> _Objective_:
Retype the data below without altering anything.

> _Extracted records_:

○ ○ ○ ○ ○

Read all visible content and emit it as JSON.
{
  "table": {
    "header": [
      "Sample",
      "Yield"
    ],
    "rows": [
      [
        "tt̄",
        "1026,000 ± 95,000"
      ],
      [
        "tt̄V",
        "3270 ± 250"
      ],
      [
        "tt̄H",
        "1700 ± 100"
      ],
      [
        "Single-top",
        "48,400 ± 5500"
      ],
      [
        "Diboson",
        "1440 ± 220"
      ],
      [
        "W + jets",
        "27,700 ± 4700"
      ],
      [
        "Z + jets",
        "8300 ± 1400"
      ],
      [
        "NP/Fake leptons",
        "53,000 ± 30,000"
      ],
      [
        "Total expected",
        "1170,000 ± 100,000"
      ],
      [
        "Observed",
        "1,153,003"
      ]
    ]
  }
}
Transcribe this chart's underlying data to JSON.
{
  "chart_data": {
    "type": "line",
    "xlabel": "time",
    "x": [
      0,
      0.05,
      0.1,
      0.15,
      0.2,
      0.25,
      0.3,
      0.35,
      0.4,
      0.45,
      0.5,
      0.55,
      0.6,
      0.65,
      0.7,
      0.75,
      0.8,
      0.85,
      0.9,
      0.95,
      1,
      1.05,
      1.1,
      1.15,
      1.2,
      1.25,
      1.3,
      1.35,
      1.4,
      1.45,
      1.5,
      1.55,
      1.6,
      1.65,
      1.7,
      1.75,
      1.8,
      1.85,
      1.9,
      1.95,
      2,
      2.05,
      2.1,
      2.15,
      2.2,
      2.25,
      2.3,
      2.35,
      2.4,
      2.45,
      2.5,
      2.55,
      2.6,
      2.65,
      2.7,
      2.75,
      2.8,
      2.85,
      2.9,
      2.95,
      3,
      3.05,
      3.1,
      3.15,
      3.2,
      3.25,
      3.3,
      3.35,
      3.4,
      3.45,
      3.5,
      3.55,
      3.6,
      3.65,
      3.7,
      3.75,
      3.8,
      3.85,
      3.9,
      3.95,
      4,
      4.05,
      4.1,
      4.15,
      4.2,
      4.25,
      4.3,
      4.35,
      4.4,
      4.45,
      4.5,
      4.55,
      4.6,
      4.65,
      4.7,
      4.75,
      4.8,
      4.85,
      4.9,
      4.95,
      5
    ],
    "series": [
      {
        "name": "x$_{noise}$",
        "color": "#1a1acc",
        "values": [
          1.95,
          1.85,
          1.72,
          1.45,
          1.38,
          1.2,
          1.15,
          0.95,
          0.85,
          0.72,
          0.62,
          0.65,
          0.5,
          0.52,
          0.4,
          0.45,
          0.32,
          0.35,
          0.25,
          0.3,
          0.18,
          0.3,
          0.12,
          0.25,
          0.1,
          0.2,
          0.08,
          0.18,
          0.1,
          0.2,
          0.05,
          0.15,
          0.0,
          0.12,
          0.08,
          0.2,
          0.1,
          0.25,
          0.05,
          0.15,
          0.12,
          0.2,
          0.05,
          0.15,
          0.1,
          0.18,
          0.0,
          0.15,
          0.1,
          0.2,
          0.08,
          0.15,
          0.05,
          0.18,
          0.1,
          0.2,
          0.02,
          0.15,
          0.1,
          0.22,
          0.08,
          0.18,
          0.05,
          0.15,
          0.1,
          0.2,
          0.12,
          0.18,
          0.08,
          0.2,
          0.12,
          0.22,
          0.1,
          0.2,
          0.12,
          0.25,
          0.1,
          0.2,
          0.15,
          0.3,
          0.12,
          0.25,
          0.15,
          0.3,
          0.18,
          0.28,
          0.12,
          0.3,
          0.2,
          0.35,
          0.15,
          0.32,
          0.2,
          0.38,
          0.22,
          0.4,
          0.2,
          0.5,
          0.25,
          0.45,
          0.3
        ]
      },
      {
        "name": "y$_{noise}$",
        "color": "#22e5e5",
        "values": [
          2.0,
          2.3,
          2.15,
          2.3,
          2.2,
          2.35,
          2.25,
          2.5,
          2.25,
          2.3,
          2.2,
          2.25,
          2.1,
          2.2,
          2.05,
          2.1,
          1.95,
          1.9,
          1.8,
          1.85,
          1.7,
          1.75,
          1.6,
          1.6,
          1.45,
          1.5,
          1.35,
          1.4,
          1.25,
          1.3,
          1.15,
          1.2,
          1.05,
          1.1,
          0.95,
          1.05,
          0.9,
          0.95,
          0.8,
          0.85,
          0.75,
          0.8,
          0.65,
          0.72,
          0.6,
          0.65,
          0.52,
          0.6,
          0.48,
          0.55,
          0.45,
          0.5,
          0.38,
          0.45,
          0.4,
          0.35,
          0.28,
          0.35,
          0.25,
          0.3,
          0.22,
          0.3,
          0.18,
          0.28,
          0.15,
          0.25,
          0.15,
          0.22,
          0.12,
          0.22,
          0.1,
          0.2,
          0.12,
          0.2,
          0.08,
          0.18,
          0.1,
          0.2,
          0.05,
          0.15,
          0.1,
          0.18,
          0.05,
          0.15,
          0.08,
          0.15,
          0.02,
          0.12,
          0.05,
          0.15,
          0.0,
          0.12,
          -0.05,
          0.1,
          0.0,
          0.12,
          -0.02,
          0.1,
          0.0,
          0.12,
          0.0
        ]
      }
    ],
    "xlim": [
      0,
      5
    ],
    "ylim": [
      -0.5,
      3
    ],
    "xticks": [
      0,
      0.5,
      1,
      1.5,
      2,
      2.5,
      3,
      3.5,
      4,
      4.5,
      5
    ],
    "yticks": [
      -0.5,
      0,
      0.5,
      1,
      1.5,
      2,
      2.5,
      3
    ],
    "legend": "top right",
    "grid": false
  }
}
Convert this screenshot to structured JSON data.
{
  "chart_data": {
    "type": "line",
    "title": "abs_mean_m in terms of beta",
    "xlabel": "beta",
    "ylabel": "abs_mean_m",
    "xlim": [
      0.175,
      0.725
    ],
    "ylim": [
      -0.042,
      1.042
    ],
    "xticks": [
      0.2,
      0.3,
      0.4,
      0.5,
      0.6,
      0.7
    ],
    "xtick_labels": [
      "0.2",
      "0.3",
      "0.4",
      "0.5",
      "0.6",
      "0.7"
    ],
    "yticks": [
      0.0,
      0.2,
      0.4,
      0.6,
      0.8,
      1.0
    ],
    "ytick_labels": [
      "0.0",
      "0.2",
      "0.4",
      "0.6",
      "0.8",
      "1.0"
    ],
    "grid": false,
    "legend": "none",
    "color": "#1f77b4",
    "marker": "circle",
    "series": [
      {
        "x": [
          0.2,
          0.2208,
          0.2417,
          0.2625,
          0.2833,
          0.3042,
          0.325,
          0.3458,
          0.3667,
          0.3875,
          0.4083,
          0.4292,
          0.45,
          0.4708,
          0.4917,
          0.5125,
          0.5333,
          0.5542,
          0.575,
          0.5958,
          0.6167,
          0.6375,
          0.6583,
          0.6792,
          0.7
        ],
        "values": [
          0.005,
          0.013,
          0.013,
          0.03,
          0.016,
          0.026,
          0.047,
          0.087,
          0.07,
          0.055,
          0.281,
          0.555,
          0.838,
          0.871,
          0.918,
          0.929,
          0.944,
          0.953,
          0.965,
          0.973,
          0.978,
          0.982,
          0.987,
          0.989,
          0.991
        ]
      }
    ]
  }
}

○ ○ ○ ○ ○

> _Answer in full_:
Read all visible content and emit it as JSON.
{
  "table": {
    "header": [
      "Sample",
      "Yield"
    ],
    "rows": [
      [
        "tt̄",
        "1026,000 ± 95,000"
      ],
      [
        "tt̄V",
        "3270 ± 250"
      ],
      [
        "tt̄H",
        "1700 ± 100"
      ],
      [
        "Single-top",
        "48,400 ± 5500"
      ],
      [
        "Diboson",
        "1440 ± 220"
      ],
      [
        "W + jets",
        "27,700 ± 4700"
      ],
      [
        "Z + jets",
        "8300 ± 1400"
      ],
      [
        "NP/Fake leptons",
        "53,000 ± 30,000"
      ],
      [
        "Total expected",
        "1170,000 ± 100,000"
      ],
      [
        "Observed",
        "1,153,003"
      ]
    ]
  }
}
Transcribe this chart's underlying data to JSON.
{
  "chart_data": {
    "type": "line",
    "xlabel": "time",
    "x": [
      0,
      0.05,
      0.1,
      0.15,
      0.2,
      0.25,
      0.3,
      0.35,
      0.4,
      0.45,
      0.5,
      0.55,
      0.6,
      0.65,
      0.7,
      0.75,
      0.8,
      0.85,
      0.9,
      0.95,
      1,
      1.05,
      1.1,
      1.15,
      1.2,
      1.25,
      1.3,
      1.35,
      1.4,
      1.45,
      1.5,
      1.55,
      1.6,
      1.65,
      1.7,
      1.75,
      1.8,
      1.85,
      1.9,
      1.95,
      2,
      2.05,
      2.1,
      2.15,
      2.2,
      2.25,
      2.3,
      2.35,
      2.4,
      2.45,
      2.5,
      2.55,
      2.6,
      2.65,
      2.7,
      2.75,
      2.8,
      2.85,
      2.9,
      2.95,
      3,
      3.05,
      3.1,
      3.15,
      3.2,
      3.25,
      3.3,
      3.35,
      3.4,
      3.45,
      3.5,
      3.55,
      3.6,
      3.65,
      3.7,
      3.75,
      3.8,
      3.85,
      3.9,
      3.95,
      4,
      4.05,
      4.1,
      4.15,
      4.2,
      4.25,
      4.3,
      4.35,
      4.4,
      4.45,
      4.5,
      4.55,
      4.6,
      4.65,
      4.7,
      4.75,
      4.8,
      4.85,
      4.9,
      4.95,
      5
    ],
    "series": [
      {
        "name": "x$_{noise}$",
        "color": "#1a1acc",
        "values": [
          1.95,
          1.85,
          1.72,
          1.45,
          1.38,
          1.2,
          1.15,
          0.95,
          0.85,
          0.72,
          0.62,
          0.65,
          0.5,
          0.52,
          0.4,
          0.45,
          0.32,
          0.35,
          0.25,
          0.3,
          0.18,
          0.3,
          0.12,
          0.25,
          0.1,
          0.2,
          0.08,
          0.18,
          0.1,
          0.2,
          0.05,
          0.15,
          0.0,
          0.12,
          0.08,
          0.2,
          0.1,
          0.25,
          0.05,
          0.15,
          0.12,
          0.2,
          0.05,
          0.15,
          0.1,
          0.18,
          0.0,
          0.15,
          0.1,
          0.2,
          0.08,
          0.15,
          0.05,
          0.18,
          0.1,
          0.2,
          0.02,
          0.15,
          0.1,
          0.22,
          0.08,
          0.18,
          0.05,
          0.15,
          0.1,
          0.2,
          0.12,
          0.18,
          0.08,
          0.2,
          0.12,
          0.22,
          0.1,
          0.2,
          0.12,
          0.25,
          0.1,
          0.2,
          0.15,
          0.3,
          0.12,
          0.25,
          0.15,
          0.3,
          0.18,
          0.28,
          0.12,
          0.3,
          0.2,
          0.35,
          0.15,
          0.32,
          0.2,
          0.38,
          0.22,
          0.4,
          0.2,
          0.5,
          0.25,
          0.45,
          0.3
        ]
      },
      {
        "name": "y$_{noise}$",
        "color": "#22e5e5",
        "values": [
          2.0,
          2.3,
          2.15,
          2.3,
          2.2,
          2.35,
          2.25,
          2.5,
          2.25,
          2.3,
          2.2,
          2.25,
          2.1,
          2.2,
          2.05,
          2.1,
          1.95,
          1.9,
          1.8,
          1.85,
          1.7,
          1.75,
          1.6,
          1.6,
          1.45,
          1.5,
          1.35,
          1.4,
          1.25,
          1.3,
          1.15,
          1.2,
          1.05,
          1.1,
          0.95,
          1.05,
          0.9,
          0.95,
          0.8,
          0.85,
          0.75,
          0.8,
          0.65,
          0.72,
          0.6,
          0.65,
          0.52,
          0.6,
          0.48,
          0.55,
          0.45,
          0.5,
          0.38,
          0.45,
          0.4,
          0.35,
          0.28,
          0.35,
          0.25,
          0.3,
          0.22,
          0.3,
          0.18,
          0.28,
          0.15,
          0.25,
          0.15,
          0.22,
          0.12,
          0.22,
          0.1,
          0.2,
          0.12,
          0.2,
          0.08,
          0.18,
          0.1,
          0.2,
          0.05,
          0.15,
          0.1,
          0.18,
          0.05,
          0.15,
          0.08,
          0.15,
          0.02,
          0.12,
          0.05,
          0.15,
          0.0,
          0.12,
          -0.05,
          0.1,
          0.0,
          0.12,
          -0.02,
          0.1,
          0.0,
          0.12,
          0.0
        ]
      }
    ],
    "xlim": [
      0,
      5
    ],
    "ylim": [
      -0.5,
      3
    ],
    "xticks": [
      0,
      0.5,
      1,
      1.5,
      2,
      2.5,
      3,
      3.5,
      4,
      4.5,
      5
    ],
    "yticks": [
      -0.5,
      0,
      0.5,
      1,
      1.5,
      2,
      2.5,
      3
    ],
    "legend": "top right",
    "grid": false
  }
}
Convert this screenshot to structured JSON data.
{
  "chart_data": {
    "type": "line",
    "title": "abs_mean_m in terms of beta",
    "xlabel": "beta",
    "ylabel": "abs_mean_m",
    "xlim": [
      0.175,
      0.725
    ],
    "ylim": [
      -0.042,
      1.042
    ],
    "xticks": [
      0.2,
      0.3,
      0.4,
      0.5,
      0.6,
      0.7
    ],
    "xtick_labels": [
      "0.2",
      "0.3",
      "0.4",
      "0.5",
      "0.6",
      "0.7"
    ],
    "yticks": [
      0.0,
      0.2,
      0.4,
      0.6,
      0.8,
      1.0
    ],
    "ytick_labels": [
      "0.0",
      "0.2",
      "0.4",
      "0.6",
      "0.8",
      "1.0"
    ],
    "grid": false,
    "legend": "none",
    "color": "#1f77b4",
    "marker": "circle",
    "series": [
      {
        "x": [
          0.2,
          0.2208,
          0.2417,
          0.2625,
          0.2833,
          0.3042,
          0.325,
          0.3458,
          0.3667,
          0.3875,
          0.4083,
          0.4292,
          0.45,
          0.4708,
          0.4917,
          0.5125,
          0.5333,
          0.5542,
          0.575,
          0.5958,
          0.6167,
          0.6375,
          0.6583,
          0.6792,
          0.7
        ],
        "values": [
          0.005,
          0.013,
          0.013,
          0.03,
          0.016,
          0.026,
          0.047,
          0.087,
          0.07,
          0.055,
          0.281,
          0.555,
          0.838,
          0.871,
          0.918,
          0.929,
          0.944,
          0.953,
          0.965,
          0.973,
          0.978,
          0.982,
          0.987,
          0.989,
          0.991
        ]
      }
    ]
  }
}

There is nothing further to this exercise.